SUPPLIED INFORMATION =>
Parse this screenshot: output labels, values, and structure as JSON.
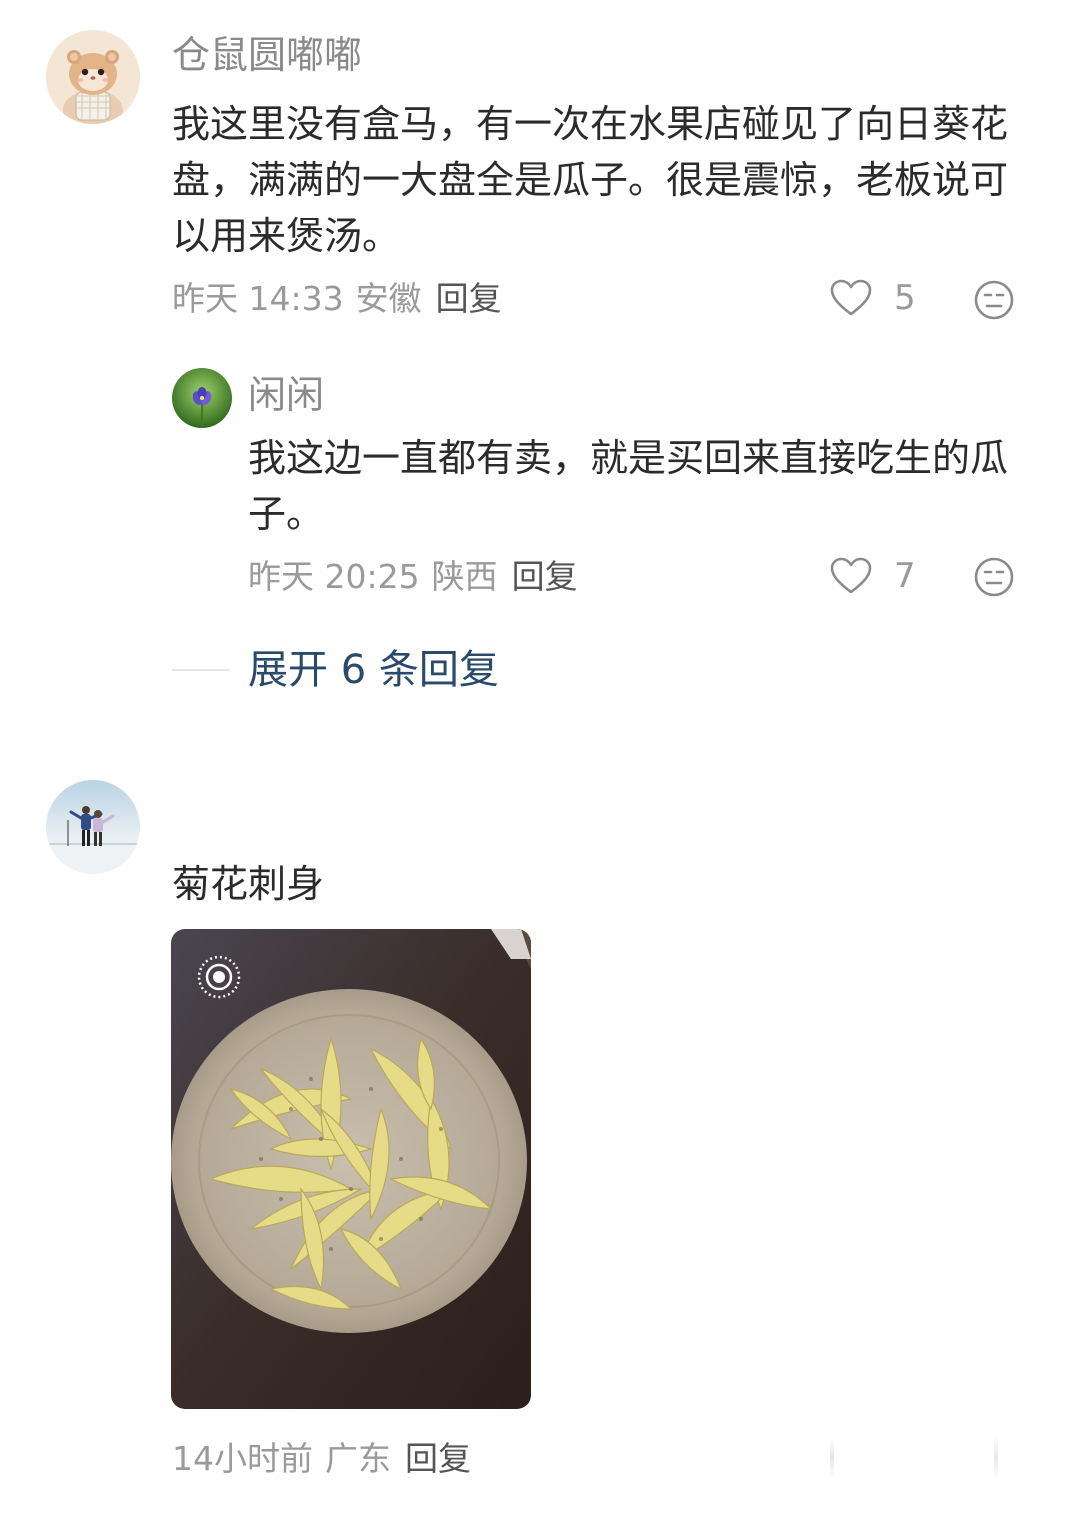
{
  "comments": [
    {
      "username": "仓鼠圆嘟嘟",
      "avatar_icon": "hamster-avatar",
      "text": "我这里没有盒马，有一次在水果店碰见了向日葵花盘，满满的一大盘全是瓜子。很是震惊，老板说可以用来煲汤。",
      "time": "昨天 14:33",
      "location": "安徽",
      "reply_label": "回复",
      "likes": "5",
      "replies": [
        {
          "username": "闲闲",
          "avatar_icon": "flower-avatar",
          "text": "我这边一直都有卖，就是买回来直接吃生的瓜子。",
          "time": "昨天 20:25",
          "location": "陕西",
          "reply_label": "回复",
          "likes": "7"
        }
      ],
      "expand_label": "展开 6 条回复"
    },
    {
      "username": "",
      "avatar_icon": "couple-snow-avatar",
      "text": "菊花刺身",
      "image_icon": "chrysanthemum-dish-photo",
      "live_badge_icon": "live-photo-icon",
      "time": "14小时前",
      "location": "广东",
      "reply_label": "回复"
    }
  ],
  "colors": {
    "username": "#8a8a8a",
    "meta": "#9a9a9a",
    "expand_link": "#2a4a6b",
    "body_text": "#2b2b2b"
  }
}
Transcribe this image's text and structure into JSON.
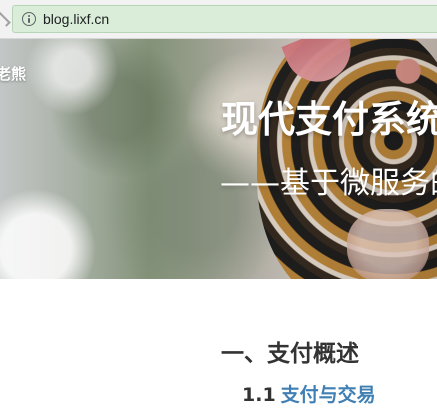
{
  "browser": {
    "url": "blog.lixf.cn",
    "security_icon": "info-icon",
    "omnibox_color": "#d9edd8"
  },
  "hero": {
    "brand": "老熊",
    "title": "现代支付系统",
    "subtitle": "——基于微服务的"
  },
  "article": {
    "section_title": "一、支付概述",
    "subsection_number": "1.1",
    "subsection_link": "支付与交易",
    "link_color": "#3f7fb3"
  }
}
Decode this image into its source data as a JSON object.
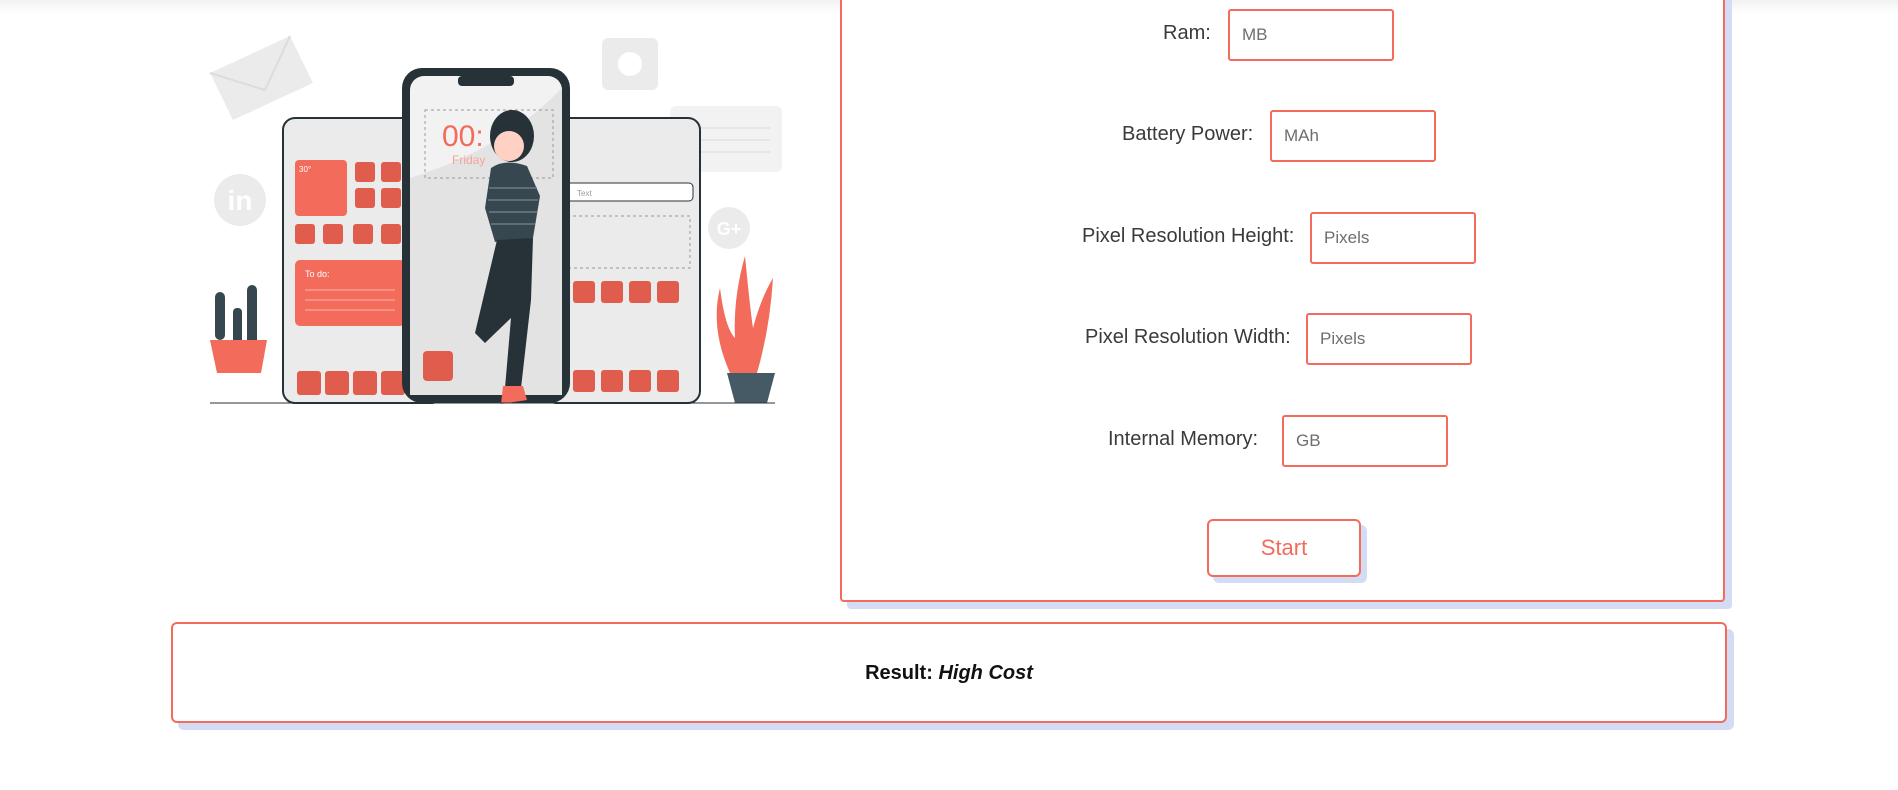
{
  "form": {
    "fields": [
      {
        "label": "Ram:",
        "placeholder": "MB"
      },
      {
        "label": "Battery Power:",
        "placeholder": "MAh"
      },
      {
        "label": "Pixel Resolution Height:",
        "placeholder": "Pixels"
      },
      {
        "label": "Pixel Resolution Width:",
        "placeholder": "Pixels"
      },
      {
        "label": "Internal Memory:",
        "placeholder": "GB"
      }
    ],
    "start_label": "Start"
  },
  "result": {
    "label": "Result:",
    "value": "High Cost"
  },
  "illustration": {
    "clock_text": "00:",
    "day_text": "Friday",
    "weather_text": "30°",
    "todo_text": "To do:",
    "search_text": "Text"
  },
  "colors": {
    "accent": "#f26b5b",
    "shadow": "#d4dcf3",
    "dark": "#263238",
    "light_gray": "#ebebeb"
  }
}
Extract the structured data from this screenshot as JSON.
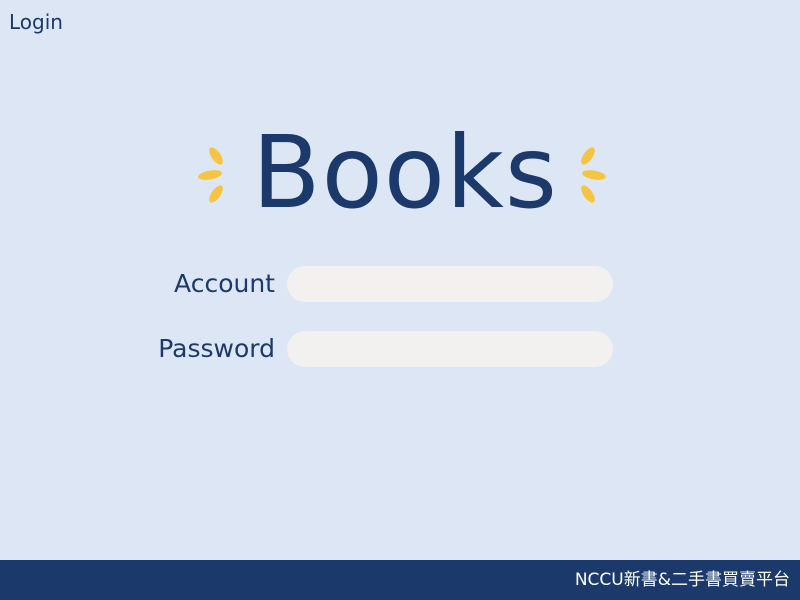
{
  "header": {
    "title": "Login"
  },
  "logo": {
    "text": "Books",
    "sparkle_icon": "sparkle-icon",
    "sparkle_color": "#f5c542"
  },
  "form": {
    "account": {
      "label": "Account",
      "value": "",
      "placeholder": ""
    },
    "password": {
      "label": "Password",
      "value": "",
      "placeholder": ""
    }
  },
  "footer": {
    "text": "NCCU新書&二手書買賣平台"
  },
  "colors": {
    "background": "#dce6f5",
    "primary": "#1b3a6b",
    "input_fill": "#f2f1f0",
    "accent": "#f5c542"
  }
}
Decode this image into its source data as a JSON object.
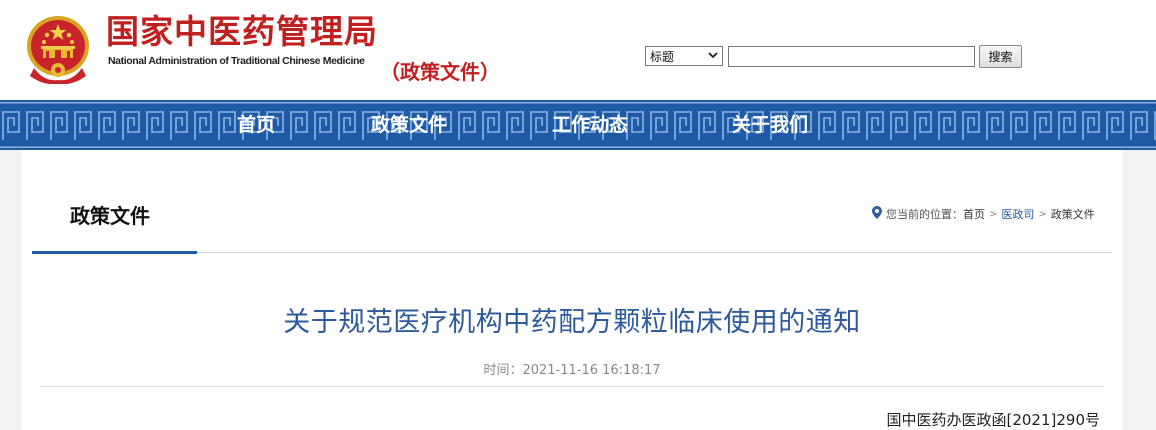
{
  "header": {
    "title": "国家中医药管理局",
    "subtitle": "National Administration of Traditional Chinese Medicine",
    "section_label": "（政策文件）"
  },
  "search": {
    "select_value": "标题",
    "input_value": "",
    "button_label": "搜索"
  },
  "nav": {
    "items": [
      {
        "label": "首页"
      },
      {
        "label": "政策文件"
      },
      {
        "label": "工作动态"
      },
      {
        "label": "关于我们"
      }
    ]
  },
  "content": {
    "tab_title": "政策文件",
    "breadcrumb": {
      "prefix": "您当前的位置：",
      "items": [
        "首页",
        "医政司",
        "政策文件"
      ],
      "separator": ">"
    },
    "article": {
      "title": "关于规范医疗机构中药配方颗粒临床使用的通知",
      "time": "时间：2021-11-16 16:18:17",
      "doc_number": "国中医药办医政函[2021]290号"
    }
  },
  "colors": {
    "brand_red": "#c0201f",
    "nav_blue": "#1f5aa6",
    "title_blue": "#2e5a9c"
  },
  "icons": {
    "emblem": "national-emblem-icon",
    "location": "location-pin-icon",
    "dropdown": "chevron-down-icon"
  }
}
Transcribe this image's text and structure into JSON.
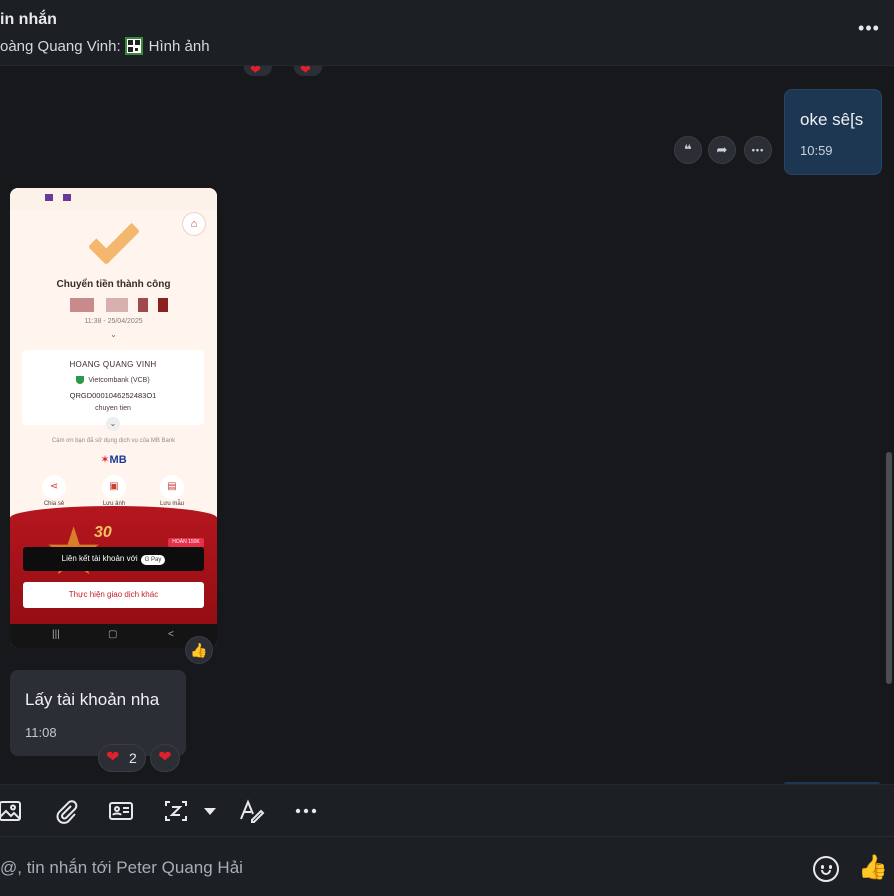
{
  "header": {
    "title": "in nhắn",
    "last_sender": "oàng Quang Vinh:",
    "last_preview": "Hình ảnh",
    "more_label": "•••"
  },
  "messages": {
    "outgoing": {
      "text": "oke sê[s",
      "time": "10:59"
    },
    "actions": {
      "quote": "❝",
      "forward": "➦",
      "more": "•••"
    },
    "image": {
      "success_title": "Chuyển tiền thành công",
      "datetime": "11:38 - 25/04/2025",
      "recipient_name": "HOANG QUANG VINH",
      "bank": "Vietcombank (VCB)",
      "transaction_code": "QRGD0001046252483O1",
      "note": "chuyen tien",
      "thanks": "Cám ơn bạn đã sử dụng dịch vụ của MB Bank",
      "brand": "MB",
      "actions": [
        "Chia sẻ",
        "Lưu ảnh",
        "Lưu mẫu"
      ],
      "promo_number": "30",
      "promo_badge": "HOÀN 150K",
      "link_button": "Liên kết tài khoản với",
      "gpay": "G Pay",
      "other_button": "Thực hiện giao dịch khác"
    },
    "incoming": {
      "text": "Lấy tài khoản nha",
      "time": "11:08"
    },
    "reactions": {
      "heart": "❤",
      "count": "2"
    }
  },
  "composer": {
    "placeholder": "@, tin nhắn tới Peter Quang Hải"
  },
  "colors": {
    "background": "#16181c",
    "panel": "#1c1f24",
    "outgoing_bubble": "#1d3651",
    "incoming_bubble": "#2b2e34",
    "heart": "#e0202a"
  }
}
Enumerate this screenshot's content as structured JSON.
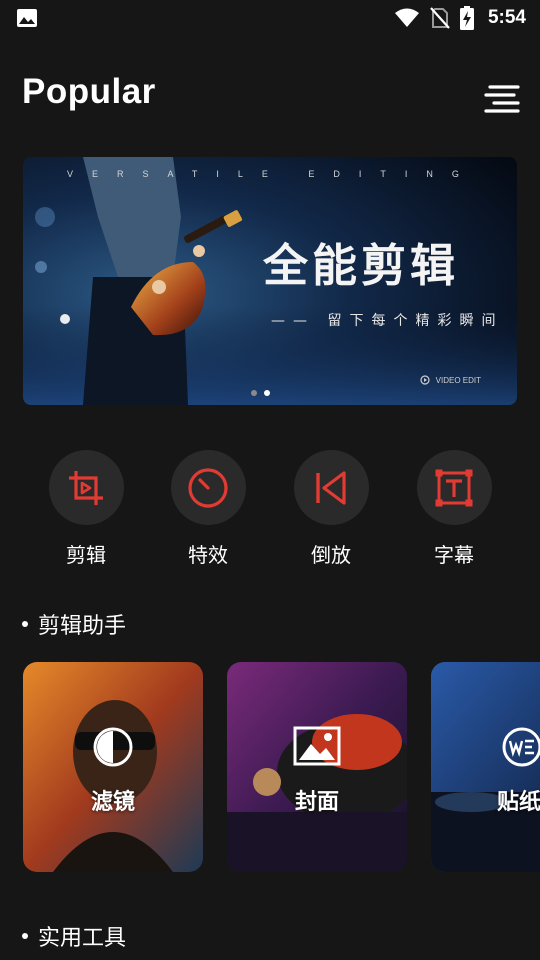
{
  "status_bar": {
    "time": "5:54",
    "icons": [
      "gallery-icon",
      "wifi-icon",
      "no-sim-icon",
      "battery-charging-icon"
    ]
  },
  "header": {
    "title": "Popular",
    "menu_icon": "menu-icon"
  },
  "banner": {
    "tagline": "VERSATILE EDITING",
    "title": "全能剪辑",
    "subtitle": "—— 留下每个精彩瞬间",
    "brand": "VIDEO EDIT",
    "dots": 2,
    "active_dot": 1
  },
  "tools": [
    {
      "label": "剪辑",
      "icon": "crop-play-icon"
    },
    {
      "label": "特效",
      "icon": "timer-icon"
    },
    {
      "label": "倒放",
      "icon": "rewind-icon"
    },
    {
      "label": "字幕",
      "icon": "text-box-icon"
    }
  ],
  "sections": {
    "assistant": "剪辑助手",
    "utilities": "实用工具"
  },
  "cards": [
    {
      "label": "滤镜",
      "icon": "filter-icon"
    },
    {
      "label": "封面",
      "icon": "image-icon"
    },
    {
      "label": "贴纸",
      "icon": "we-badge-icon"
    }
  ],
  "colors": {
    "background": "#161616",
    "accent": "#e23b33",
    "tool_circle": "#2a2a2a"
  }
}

WHAT YOU HAVE TO DO => Reproduce all the records verbatim, excluding images.

EXERCISE RESPONSE =>
Parse this screenshot: output labels, values, and structure as JSON.
{
  "comments": [
    {
      "username": "仓鼠圆嘟嘟",
      "avatar_icon": "hamster-avatar",
      "text": "我这里没有盒马，有一次在水果店碰见了向日葵花盘，满满的一大盘全是瓜子。很是震惊，老板说可以用来煲汤。",
      "time": "昨天 14:33",
      "location": "安徽",
      "reply_label": "回复",
      "likes": "5",
      "replies": [
        {
          "username": "闲闲",
          "avatar_icon": "flower-avatar",
          "text": "我这边一直都有卖，就是买回来直接吃生的瓜子。",
          "time": "昨天 20:25",
          "location": "陕西",
          "reply_label": "回复",
          "likes": "7"
        }
      ],
      "expand_label": "展开 6 条回复"
    },
    {
      "username": "",
      "avatar_icon": "couple-snow-avatar",
      "text": "菊花刺身",
      "image_icon": "chrysanthemum-dish-photo",
      "live_badge_icon": "live-photo-icon",
      "time": "14小时前",
      "location": "广东",
      "reply_label": "回复"
    }
  ],
  "colors": {
    "username": "#8a8a8a",
    "meta": "#9a9a9a",
    "expand_link": "#2a4a6b",
    "body_text": "#2b2b2b"
  }
}
Transcribe this image's text and structure into JSON.
{
  "browser": {
    "url": "blog.lixf.cn",
    "security_icon": "info-icon",
    "omnibox_color": "#d9edd8"
  },
  "hero": {
    "brand": "老熊",
    "title": "现代支付系统",
    "subtitle": "——基于微服务的"
  },
  "article": {
    "section_title": "一、支付概述",
    "subsection_number": "1.1",
    "subsection_link": "支付与交易",
    "link_color": "#3f7fb3"
  }
}
Decode this image into its source data as a JSON object.
{
  "form": {
    "fields": [
      {
        "label": "Ram:",
        "placeholder": "MB"
      },
      {
        "label": "Battery Power:",
        "placeholder": "MAh"
      },
      {
        "label": "Pixel Resolution Height:",
        "placeholder": "Pixels"
      },
      {
        "label": "Pixel Resolution Width:",
        "placeholder": "Pixels"
      },
      {
        "label": "Internal Memory:",
        "placeholder": "GB"
      }
    ],
    "start_label": "Start"
  },
  "result": {
    "label": "Result:",
    "value": "High Cost"
  },
  "illustration": {
    "clock_text": "00:",
    "day_text": "Friday",
    "weather_text": "30°",
    "todo_text": "To do:",
    "search_text": "Text"
  },
  "colors": {
    "accent": "#f26b5b",
    "shadow": "#d4dcf3",
    "dark": "#263238",
    "light_gray": "#ebebeb"
  }
}
Extract the structured data from this screenshot as JSON.
{
  "header": {
    "title": "Login"
  },
  "logo": {
    "text": "Books",
    "sparkle_icon": "sparkle-icon",
    "sparkle_color": "#f5c542"
  },
  "form": {
    "account": {
      "label": "Account",
      "value": "",
      "placeholder": ""
    },
    "password": {
      "label": "Password",
      "value": "",
      "placeholder": ""
    }
  },
  "footer": {
    "text": "NCCU新書&二手書買賣平台"
  },
  "colors": {
    "background": "#dce6f5",
    "primary": "#1b3a6b",
    "input_fill": "#f2f1f0",
    "accent": "#f5c542"
  }
}
Decode this image into its source data as a JSON object.
{
  "header": {
    "title": "国家中医药管理局",
    "subtitle": "National Administration of Traditional Chinese Medicine",
    "section_label": "（政策文件）"
  },
  "search": {
    "select_value": "标题",
    "input_value": "",
    "button_label": "搜索"
  },
  "nav": {
    "items": [
      {
        "label": "首页"
      },
      {
        "label": "政策文件"
      },
      {
        "label": "工作动态"
      },
      {
        "label": "关于我们"
      }
    ]
  },
  "content": {
    "tab_title": "政策文件",
    "breadcrumb": {
      "prefix": "您当前的位置：",
      "items": [
        "首页",
        "医政司",
        "政策文件"
      ],
      "separator": ">"
    },
    "article": {
      "title": "关于规范医疗机构中药配方颗粒临床使用的通知",
      "time": "时间：2021-11-16 16:18:17",
      "doc_number": "国中医药办医政函[2021]290号"
    }
  },
  "colors": {
    "brand_red": "#c0201f",
    "nav_blue": "#1f5aa6",
    "title_blue": "#2e5a9c"
  },
  "icons": {
    "emblem": "national-emblem-icon",
    "location": "location-pin-icon",
    "dropdown": "chevron-down-icon"
  }
}
Transcribe this image's text and structure into JSON.
{
  "header": {
    "title": "in nhắn",
    "last_sender": "oàng Quang Vinh:",
    "last_preview": "Hình ảnh",
    "more_label": "•••"
  },
  "messages": {
    "outgoing": {
      "text": "oke sê[s",
      "time": "10:59"
    },
    "actions": {
      "quote": "❝",
      "forward": "➦",
      "more": "•••"
    },
    "image": {
      "success_title": "Chuyển tiền thành công",
      "datetime": "11:38 - 25/04/2025",
      "recipient_name": "HOANG QUANG VINH",
      "bank": "Vietcombank (VCB)",
      "transaction_code": "QRGD0001046252483O1",
      "note": "chuyen tien",
      "thanks": "Cám ơn bạn đã sử dụng dịch vụ của MB Bank",
      "brand": "MB",
      "actions": [
        "Chia sẻ",
        "Lưu ảnh",
        "Lưu mẫu"
      ],
      "promo_number": "30",
      "promo_badge": "HOÀN 150K",
      "link_button": "Liên kết tài khoản với",
      "gpay": "G Pay",
      "other_button": "Thực hiện giao dịch khác"
    },
    "incoming": {
      "text": "Lấy tài khoản nha",
      "time": "11:08"
    },
    "reactions": {
      "heart": "❤",
      "count": "2"
    }
  },
  "composer": {
    "placeholder": "@, tin nhắn tới Peter Quang Hải"
  },
  "colors": {
    "background": "#16181c",
    "panel": "#1c1f24",
    "outgoing_bubble": "#1d3651",
    "incoming_bubble": "#2b2e34",
    "heart": "#e0202a"
  }
}
Enumerate this screenshot's content as structured JSON.
{
  "status_bar": {
    "time": "5:54",
    "icons": [
      "gallery-icon",
      "wifi-icon",
      "no-sim-icon",
      "battery-charging-icon"
    ]
  },
  "header": {
    "title": "Popular",
    "menu_icon": "menu-icon"
  },
  "banner": {
    "tagline": "VERSATILE EDITING",
    "title": "全能剪辑",
    "subtitle": "—— 留下每个精彩瞬间",
    "brand": "VIDEO EDIT",
    "dots": 2,
    "active_dot": 1
  },
  "tools": [
    {
      "label": "剪辑",
      "icon": "crop-play-icon"
    },
    {
      "label": "特效",
      "icon": "timer-icon"
    },
    {
      "label": "倒放",
      "icon": "rewind-icon"
    },
    {
      "label": "字幕",
      "icon": "text-box-icon"
    }
  ],
  "sections": {
    "assistant": "剪辑助手",
    "utilities": "实用工具"
  },
  "cards": [
    {
      "label": "滤镜",
      "icon": "filter-icon"
    },
    {
      "label": "封面",
      "icon": "image-icon"
    },
    {
      "label": "贴纸",
      "icon": "we-badge-icon"
    }
  ],
  "colors": {
    "background": "#161616",
    "accent": "#e23b33",
    "tool_circle": "#2a2a2a"
  }
}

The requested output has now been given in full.